(Collection entries)
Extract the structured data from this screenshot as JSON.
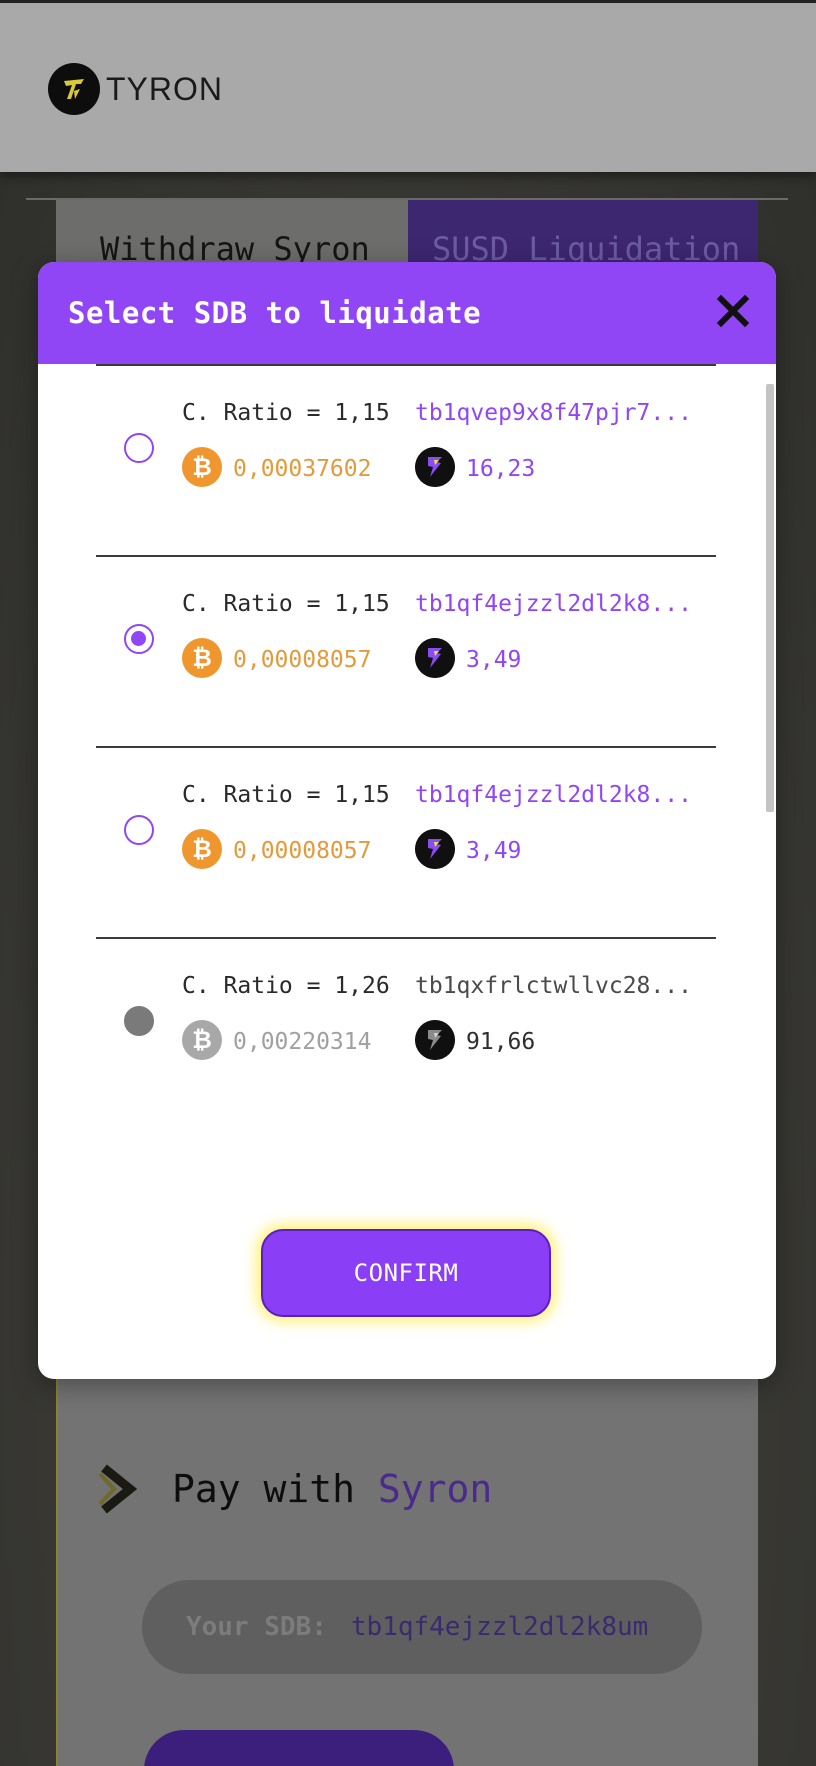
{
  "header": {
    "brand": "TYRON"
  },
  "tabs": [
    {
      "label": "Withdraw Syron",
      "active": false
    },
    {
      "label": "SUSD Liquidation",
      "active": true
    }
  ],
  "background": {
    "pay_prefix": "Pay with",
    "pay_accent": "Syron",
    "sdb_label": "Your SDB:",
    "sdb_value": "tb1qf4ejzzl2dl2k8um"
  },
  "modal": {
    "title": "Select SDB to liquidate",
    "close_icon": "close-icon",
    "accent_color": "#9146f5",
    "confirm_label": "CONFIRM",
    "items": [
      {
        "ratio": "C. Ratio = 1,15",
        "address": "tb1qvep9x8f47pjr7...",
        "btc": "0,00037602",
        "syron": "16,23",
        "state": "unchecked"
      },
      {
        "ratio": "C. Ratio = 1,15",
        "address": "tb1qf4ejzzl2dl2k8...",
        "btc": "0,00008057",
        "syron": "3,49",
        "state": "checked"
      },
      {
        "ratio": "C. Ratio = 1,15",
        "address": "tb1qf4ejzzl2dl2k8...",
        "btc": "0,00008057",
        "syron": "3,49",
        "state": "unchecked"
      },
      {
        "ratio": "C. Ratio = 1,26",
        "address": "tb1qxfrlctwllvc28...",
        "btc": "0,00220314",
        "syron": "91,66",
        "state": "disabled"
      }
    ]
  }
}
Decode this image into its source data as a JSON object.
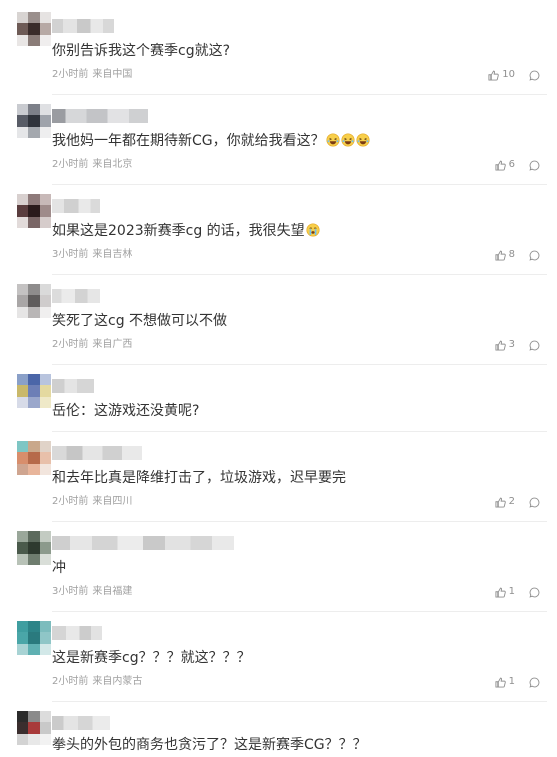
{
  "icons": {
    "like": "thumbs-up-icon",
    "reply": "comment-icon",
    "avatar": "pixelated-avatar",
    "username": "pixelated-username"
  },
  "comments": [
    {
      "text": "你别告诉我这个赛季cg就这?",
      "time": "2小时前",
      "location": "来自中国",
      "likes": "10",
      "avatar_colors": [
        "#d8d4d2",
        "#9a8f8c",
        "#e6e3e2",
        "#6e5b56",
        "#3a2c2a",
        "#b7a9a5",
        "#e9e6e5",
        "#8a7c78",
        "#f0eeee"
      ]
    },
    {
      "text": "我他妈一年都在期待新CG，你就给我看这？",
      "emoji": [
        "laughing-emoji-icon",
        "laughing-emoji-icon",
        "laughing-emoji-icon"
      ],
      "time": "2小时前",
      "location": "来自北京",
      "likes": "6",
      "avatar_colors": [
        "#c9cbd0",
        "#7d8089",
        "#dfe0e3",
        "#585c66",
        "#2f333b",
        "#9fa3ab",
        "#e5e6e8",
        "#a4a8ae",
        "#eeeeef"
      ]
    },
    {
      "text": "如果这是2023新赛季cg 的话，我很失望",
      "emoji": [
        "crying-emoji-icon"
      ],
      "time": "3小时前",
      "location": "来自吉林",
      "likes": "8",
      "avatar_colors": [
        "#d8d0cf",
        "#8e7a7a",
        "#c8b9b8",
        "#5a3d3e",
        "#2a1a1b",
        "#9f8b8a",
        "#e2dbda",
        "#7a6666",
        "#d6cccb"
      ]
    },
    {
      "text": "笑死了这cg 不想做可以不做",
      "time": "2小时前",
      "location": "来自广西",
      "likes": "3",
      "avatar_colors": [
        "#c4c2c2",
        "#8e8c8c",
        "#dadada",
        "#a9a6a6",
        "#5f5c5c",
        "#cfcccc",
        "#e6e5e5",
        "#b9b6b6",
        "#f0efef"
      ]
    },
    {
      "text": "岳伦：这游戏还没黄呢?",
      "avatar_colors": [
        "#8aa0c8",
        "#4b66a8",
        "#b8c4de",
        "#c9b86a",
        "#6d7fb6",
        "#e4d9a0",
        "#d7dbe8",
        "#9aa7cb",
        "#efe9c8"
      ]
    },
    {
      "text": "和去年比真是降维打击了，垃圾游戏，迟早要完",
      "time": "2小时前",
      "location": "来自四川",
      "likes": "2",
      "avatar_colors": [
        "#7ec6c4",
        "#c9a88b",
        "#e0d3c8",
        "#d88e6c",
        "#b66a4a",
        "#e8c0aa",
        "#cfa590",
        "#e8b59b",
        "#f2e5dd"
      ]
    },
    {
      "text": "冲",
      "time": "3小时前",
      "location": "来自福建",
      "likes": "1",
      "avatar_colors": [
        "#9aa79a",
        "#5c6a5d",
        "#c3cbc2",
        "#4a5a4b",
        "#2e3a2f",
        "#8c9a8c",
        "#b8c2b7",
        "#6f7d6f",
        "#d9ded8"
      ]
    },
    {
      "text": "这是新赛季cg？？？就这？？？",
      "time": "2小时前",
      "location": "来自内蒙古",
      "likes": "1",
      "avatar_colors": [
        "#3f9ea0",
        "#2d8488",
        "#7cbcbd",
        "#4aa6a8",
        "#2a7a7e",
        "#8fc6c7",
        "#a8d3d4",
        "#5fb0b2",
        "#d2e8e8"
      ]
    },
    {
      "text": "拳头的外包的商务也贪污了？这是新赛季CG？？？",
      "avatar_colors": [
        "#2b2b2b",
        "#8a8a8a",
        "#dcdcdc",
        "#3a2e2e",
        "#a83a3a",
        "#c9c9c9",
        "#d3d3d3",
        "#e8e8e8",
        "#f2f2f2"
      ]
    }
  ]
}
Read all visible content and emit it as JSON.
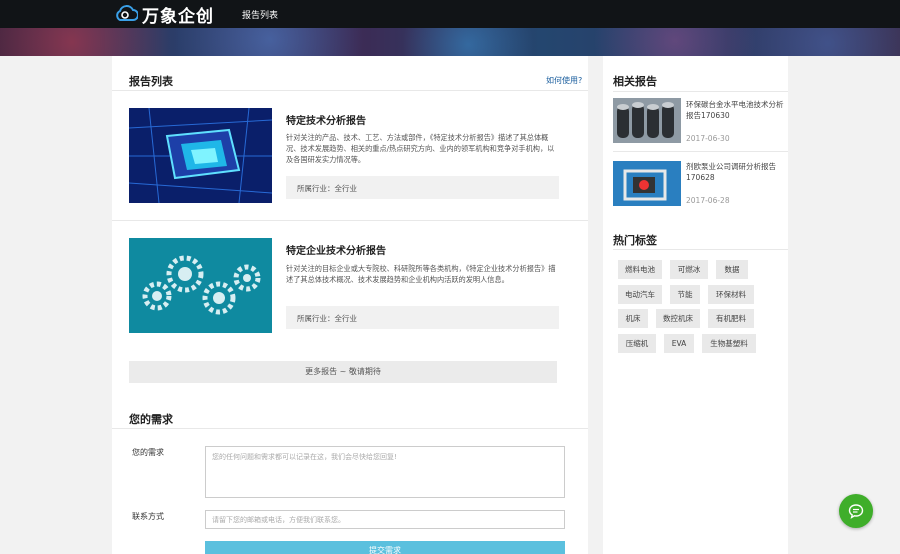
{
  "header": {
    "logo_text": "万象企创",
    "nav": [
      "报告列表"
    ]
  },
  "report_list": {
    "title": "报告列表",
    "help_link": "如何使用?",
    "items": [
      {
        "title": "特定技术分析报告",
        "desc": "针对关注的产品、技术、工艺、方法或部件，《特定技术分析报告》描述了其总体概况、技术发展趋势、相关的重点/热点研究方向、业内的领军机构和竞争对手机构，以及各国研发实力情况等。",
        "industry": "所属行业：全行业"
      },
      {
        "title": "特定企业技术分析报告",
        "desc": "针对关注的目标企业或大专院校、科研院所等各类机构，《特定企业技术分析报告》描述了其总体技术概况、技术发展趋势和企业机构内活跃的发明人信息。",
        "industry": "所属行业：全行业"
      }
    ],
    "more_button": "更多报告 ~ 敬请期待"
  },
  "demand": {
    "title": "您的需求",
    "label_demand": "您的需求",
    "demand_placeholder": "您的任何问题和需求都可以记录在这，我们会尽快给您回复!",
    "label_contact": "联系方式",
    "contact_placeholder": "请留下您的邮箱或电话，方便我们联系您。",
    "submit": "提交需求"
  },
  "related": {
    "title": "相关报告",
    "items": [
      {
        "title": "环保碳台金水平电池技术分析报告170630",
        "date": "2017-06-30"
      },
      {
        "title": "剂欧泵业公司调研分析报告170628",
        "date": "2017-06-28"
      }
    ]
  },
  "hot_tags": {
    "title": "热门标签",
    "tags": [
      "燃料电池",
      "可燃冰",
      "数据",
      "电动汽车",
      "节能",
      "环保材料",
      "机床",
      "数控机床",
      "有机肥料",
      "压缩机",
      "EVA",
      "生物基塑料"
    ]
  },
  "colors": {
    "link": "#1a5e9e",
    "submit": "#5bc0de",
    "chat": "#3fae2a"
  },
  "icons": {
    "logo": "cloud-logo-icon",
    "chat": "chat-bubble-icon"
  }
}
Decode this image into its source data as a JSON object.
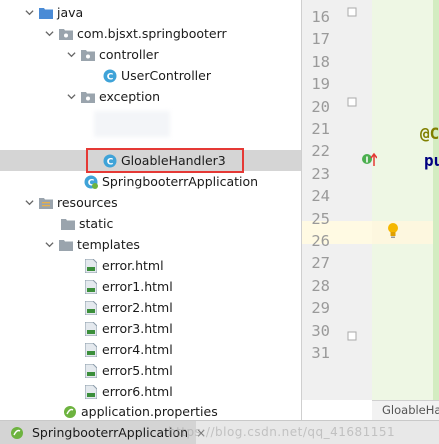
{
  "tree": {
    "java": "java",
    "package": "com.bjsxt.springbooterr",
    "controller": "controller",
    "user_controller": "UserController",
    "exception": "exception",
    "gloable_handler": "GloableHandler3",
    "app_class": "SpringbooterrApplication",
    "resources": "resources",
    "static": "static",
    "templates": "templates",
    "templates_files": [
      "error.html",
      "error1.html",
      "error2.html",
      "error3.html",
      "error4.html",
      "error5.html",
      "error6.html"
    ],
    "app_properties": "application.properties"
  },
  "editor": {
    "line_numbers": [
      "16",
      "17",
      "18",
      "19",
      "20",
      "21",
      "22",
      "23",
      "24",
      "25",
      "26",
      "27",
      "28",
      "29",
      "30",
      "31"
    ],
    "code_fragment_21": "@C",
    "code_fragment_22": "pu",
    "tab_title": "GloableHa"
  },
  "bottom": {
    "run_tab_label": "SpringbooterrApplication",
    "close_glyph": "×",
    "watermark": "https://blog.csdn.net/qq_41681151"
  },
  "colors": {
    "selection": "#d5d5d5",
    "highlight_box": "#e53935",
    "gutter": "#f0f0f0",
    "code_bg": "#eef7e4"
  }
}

- [PROBLEM] Reproduce each line holding the word "address".

- [RESPONSE TO THIS TASK]
        "address": "tb1qvep9x8f47pjr7...",
        "address": "tb1qf4ejzzl2dl2k8...",
        "address": "tb1qf4ejzzl2dl2k8...",
        "address": "tb1qxfrlctwllvc28...",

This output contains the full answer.